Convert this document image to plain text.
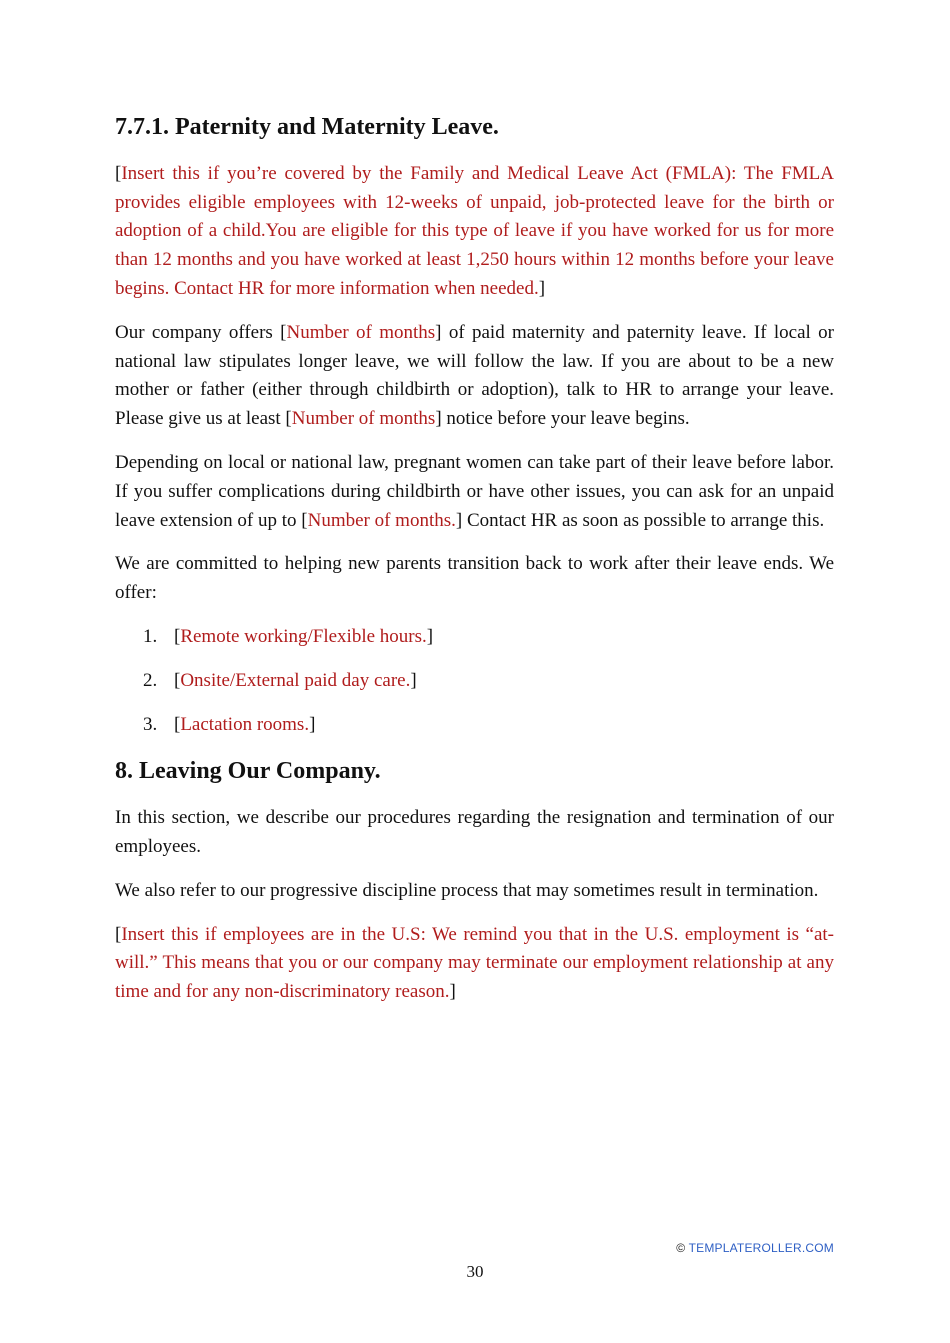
7.7.1. Paternity and Maternity Leave.

[Insert this if you’re covered by the Family and Medical Leave Act (FMLA): The FMLA provides eligible employees with 12-weeks of unpaid, job-protected leave for the birth or adoption of a child.You are eligible for this type of leave if you have worked for us for more than 12 months and you have worked at least 1,250 hours within 12 months before your leave begins. Contact HR for more information when needed.]

Our company offers [Number of months] of paid maternity and paternity leave. If local or national law stipulates longer leave, we will follow the law. If you are about to be a new mother or father (either through childbirth or adoption), talk to HR to arrange your leave. Please give us at least [Number of months] notice before your leave begins.

Depending on local or national law, pregnant women can take part of their leave before labor. If you suffer complications during childbirth or have other issues, you can ask for an unpaid leave extension of up to [Number of months.] Contact HR as soon as possible to arrange this.

We are committed to helping new parents transition back to work after their leave ends. We offer:

1. [Remote working/Flexible hours.]
2. [Onsite/External paid day care.]
3. [Lactation rooms.]
8. Leaving Our Company.

In this section, we describe our procedures regarding the resignation and termination of our employees.

We also refer to our progressive discipline process that may sometimes result in termination.

[Insert this if employees are in the U.S: We remind you that in the U.S. employment is “at-will.” This means that you or our company may terminate our employment relationship at any time and for any non-discriminatory reason.]

© TEMPLATEROLLER.COM
30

[Do this]
Pull every line holding "arrange" out of the records.

[Written answer]
Our company offers [Number of months] of paid maternity and paternity leave. If local or national law stipulates longer leave, we will follow the law. If you are about to be a new mother or father (either through childbirth or adoption), talk to HR to arrange your leave. Please give us at least [Number of months] notice before your leave begins.
Depending on local or national law, pregnant women can take part of their leave before labor. If you suffer complications during childbirth or have other issues, you can ask for an unpaid leave extension of up to [Number of months.] Contact HR as soon as possible to arrange this.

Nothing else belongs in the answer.